**Request:**
Identify each line in the records below that contains the word "ffffff", and copy it.

%%

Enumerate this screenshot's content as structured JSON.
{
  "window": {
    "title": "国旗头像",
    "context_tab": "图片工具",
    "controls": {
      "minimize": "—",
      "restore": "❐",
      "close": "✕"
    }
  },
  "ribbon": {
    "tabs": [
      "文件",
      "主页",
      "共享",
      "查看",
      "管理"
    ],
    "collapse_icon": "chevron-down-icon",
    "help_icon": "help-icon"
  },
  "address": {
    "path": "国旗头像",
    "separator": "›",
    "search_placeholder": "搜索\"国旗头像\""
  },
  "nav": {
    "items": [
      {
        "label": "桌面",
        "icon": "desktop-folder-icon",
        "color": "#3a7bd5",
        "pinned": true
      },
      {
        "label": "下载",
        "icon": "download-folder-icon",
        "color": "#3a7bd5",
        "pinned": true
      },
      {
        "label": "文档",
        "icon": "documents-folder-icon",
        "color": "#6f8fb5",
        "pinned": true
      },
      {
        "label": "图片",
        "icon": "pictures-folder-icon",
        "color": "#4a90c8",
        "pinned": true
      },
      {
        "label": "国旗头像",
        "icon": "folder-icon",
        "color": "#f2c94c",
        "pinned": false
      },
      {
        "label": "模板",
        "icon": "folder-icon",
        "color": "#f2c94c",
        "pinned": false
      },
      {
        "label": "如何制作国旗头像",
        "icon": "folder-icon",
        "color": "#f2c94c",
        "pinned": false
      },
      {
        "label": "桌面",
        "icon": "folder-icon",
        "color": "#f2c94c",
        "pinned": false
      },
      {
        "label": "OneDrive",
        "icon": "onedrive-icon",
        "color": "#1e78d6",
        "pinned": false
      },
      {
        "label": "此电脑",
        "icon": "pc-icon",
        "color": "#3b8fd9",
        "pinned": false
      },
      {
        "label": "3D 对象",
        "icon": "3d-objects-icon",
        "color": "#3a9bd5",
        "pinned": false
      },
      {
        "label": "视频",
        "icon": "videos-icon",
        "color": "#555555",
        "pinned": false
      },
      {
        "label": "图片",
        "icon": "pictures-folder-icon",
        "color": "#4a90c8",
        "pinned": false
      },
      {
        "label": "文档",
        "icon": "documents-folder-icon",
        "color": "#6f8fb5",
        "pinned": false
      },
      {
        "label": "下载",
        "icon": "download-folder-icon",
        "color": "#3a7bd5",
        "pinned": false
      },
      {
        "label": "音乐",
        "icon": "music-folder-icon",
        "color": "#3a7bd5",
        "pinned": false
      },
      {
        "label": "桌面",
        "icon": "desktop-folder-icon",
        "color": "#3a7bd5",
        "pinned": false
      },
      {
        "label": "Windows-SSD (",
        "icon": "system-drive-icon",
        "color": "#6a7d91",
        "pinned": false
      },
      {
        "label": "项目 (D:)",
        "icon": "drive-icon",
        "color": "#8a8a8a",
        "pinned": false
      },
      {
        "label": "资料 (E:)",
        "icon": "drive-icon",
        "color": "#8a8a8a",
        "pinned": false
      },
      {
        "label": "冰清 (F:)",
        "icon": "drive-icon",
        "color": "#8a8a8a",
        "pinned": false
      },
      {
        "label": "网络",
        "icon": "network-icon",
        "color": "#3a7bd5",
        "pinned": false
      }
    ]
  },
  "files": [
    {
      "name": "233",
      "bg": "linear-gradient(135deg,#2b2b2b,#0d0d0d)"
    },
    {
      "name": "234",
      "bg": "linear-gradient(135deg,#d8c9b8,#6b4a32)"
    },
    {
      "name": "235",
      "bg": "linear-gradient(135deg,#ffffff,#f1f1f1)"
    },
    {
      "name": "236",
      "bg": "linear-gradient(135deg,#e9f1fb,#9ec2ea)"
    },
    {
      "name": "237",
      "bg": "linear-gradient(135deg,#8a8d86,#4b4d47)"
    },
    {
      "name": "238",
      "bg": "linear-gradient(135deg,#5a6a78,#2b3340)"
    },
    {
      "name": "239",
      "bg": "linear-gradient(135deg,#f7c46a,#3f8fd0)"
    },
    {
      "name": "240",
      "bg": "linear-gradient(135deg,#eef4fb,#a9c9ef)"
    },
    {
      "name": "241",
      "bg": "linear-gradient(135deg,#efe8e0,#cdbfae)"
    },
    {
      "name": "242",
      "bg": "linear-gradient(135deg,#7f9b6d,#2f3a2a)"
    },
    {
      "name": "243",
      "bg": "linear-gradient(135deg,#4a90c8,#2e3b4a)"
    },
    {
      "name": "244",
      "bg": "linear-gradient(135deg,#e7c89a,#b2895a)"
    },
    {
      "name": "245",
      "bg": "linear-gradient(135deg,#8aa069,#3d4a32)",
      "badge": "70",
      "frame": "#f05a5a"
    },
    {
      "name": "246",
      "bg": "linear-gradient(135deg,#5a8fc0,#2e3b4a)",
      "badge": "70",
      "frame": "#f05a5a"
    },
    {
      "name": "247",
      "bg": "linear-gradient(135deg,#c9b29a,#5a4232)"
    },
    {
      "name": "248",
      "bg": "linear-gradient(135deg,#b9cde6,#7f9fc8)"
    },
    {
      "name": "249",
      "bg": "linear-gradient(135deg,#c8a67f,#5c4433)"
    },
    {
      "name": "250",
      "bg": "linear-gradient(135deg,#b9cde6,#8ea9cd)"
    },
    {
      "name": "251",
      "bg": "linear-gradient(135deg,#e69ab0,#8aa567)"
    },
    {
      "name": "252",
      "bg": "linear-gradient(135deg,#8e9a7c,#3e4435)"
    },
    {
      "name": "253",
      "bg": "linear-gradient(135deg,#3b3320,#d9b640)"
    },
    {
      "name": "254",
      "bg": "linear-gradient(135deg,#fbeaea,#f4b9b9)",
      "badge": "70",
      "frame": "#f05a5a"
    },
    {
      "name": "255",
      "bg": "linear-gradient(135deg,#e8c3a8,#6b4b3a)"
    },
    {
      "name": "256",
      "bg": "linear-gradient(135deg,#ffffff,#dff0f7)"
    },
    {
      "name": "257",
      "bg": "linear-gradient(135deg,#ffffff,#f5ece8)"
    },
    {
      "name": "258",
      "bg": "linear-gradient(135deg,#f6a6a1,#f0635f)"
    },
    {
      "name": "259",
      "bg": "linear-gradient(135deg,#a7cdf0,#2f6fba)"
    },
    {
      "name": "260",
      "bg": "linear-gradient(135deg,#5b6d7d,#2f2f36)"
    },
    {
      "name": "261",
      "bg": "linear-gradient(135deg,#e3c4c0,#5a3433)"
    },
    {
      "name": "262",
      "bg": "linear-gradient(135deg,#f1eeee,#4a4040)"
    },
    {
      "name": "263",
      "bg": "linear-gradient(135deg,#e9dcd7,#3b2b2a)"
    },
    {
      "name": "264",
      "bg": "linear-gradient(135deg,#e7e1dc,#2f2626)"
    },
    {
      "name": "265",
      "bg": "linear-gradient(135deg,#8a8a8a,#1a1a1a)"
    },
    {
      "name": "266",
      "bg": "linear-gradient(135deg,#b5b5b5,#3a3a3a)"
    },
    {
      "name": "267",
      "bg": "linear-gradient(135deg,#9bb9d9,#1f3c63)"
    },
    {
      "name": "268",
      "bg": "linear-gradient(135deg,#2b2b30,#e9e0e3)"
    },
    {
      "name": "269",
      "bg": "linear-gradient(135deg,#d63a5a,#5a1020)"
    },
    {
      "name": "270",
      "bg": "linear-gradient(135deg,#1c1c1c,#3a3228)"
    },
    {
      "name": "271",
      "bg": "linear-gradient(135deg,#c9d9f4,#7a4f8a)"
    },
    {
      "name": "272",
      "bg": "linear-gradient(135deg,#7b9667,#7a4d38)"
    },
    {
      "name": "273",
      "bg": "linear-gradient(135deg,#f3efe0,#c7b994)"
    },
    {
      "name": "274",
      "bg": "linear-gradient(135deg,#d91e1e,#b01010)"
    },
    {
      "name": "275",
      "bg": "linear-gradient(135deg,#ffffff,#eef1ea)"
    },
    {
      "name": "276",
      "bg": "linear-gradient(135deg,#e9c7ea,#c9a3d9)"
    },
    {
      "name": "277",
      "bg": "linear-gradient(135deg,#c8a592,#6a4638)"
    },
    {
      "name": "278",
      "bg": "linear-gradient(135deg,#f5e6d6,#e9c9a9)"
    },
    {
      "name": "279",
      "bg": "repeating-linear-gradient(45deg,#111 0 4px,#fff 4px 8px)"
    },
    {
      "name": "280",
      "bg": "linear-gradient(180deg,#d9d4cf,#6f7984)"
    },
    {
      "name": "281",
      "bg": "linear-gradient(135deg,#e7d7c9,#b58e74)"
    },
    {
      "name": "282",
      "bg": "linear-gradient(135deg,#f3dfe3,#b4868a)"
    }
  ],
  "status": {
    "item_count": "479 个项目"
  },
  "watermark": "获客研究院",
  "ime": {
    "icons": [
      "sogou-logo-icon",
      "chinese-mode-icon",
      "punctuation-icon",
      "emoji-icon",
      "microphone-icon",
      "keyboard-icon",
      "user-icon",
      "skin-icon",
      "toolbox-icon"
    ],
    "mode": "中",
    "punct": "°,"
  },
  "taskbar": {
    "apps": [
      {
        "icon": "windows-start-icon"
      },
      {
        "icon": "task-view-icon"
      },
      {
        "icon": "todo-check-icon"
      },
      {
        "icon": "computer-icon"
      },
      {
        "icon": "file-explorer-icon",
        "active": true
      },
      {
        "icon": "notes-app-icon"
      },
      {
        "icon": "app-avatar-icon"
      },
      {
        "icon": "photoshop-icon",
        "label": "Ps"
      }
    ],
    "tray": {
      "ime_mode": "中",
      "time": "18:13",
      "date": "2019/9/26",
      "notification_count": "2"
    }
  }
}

%%

**Exercise answer:**
      "bg": "linear-gradient(135deg,#ffffff,#f1f1f1)"
      "bg": "linear-gradient(135deg,#ffffff,#dff0f7)"
      "bg": "linear-gradient(135deg,#ffffff,#f5ece8)"
      "bg": "linear-gradient(135deg,#ffffff,#eef1ea)"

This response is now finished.